* START ENTRIES SUPPLIED *

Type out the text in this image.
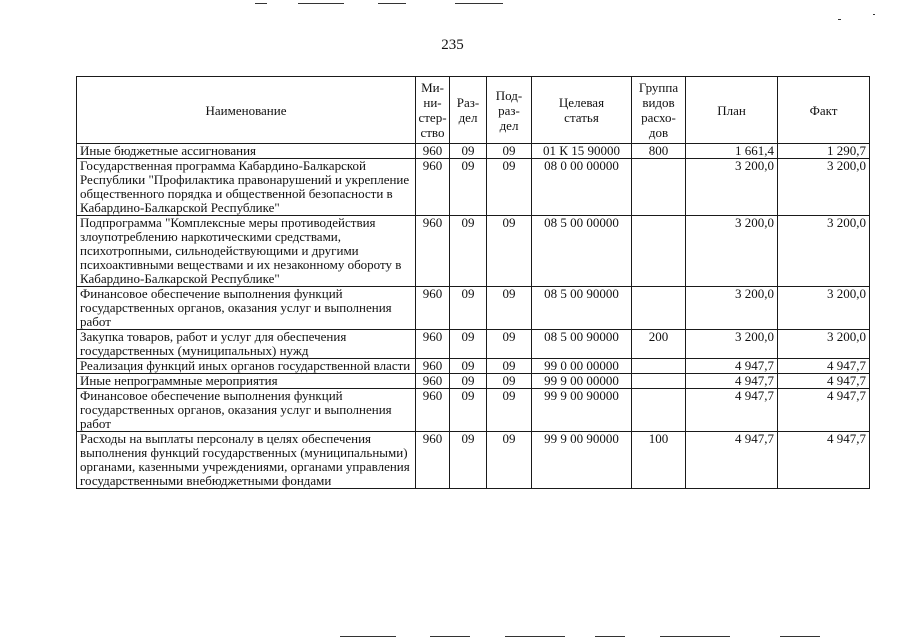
235
Наименование	Ми-
ни-
стер-
ство	Раз-
дел	Под-
раз-
дел	Целевая
статья	Группа
видов
расхо-
дов	План	Факт

Иные бюджетные ассигнования	960	09	09	01 К 15 90000	800	1 661,4	1 290,7
Государственная программа Кабардино-Балкарской Республики "Профилактика правонарушений и укрепление общественного порядка и общественной безопасности в Кабардино-Балкарской Республике"	960	09	09	08 0 00 00000		3 200,0	3 200,0
Подпрограмма "Комплексные меры противодействия злоупотреблению наркотическими средствами, психотропными, сильнодействующими и другими психоактивными веществами и их незаконному обороту в Кабардино-Балкарской Республике"	960	09	09	08 5 00 00000		3 200,0	3 200,0
Финансовое обеспечение выполнения функций государственных органов, оказания услуг и выполнения работ	960	09	09	08 5 00 90000		3 200,0	3 200,0
Закупка товаров, работ и услуг для обеспечения государственных (муниципальных) нужд	960	09	09	08 5 00 90000	200	3 200,0	3 200,0
Реализация функций иных органов государственной власти	960	09	09	99 0 00 00000		4 947,7	4 947,7
Иные непрограммные мероприятия	960	09	09	99 9 00 00000		4 947,7	4 947,7
Финансовое обеспечение выполнения функций государственных органов, оказания услуг и выполнения работ	960	09	09	99 9 00 90000		4 947,7	4 947,7
Расходы на выплаты персоналу в целях обеспечения выполнения функций государственных (муниципальными) органами, казенными учреждениями, органами управления государственными внебюджетными фондами	960	09	09	99 9 00 90000	100	4 947,7	4 947,7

* END ENTRIES SUPPLIED *

**GIVEN REQUEST:** Look for lines containing the string "обеспечение" and copy them all.

**PROBLEM SOLUTION:**
Финансовое обеспечение выполнения функций государственных органов, оказания услуг и выполнения работ	960	09	09	08 5 00 90000		3 200,0	3 200,0
Финансовое обеспечение выполнения функций государственных органов, оказания услуг и выполнения работ	960	09	09	99 9 00 90000		4 947,7	4 947,7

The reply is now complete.